Saved entries:

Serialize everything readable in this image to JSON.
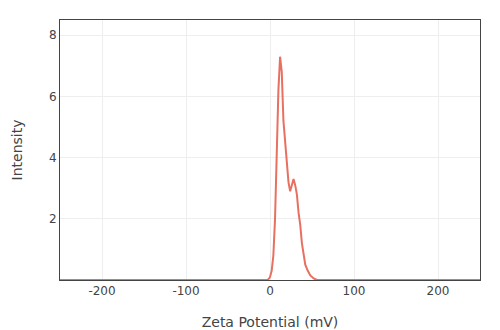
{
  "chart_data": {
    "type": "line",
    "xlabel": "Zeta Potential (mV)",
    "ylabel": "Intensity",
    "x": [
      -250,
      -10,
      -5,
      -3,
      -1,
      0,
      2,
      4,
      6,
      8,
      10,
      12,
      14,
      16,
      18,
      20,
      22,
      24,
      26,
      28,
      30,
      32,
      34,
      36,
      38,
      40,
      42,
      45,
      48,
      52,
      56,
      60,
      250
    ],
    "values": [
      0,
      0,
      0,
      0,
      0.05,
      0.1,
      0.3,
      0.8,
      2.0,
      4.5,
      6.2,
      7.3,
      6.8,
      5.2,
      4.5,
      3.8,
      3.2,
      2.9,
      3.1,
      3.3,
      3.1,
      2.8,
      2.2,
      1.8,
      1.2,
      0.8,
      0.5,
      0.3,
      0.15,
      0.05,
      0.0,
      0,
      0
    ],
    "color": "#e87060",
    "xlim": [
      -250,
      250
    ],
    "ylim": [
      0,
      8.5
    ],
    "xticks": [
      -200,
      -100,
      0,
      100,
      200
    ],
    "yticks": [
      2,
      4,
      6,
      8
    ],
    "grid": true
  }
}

### WORK TO DO
Every entry must be written out exactly, with all pictures left out.

### RIGHT ANSWER
Serialize everything readable in this image to JSON.
{
  "chart_data": {
    "type": "line",
    "xlabel": "Zeta Potential (mV)",
    "ylabel": "Intensity",
    "x": [
      -250,
      -10,
      -5,
      -3,
      -1,
      0,
      2,
      4,
      6,
      8,
      10,
      12,
      14,
      16,
      18,
      20,
      22,
      24,
      26,
      28,
      30,
      32,
      34,
      36,
      38,
      40,
      42,
      45,
      48,
      52,
      56,
      60,
      250
    ],
    "values": [
      0,
      0,
      0,
      0,
      0.05,
      0.1,
      0.3,
      0.8,
      2.0,
      4.5,
      6.2,
      7.3,
      6.8,
      5.2,
      4.5,
      3.8,
      3.2,
      2.9,
      3.1,
      3.3,
      3.1,
      2.8,
      2.2,
      1.8,
      1.2,
      0.8,
      0.5,
      0.3,
      0.15,
      0.05,
      0.0,
      0,
      0
    ],
    "color": "#e87060",
    "xlim": [
      -250,
      250
    ],
    "ylim": [
      0,
      8.5
    ],
    "xticks": [
      -200,
      -100,
      0,
      100,
      200
    ],
    "yticks": [
      2,
      4,
      6,
      8
    ],
    "grid": true
  }
}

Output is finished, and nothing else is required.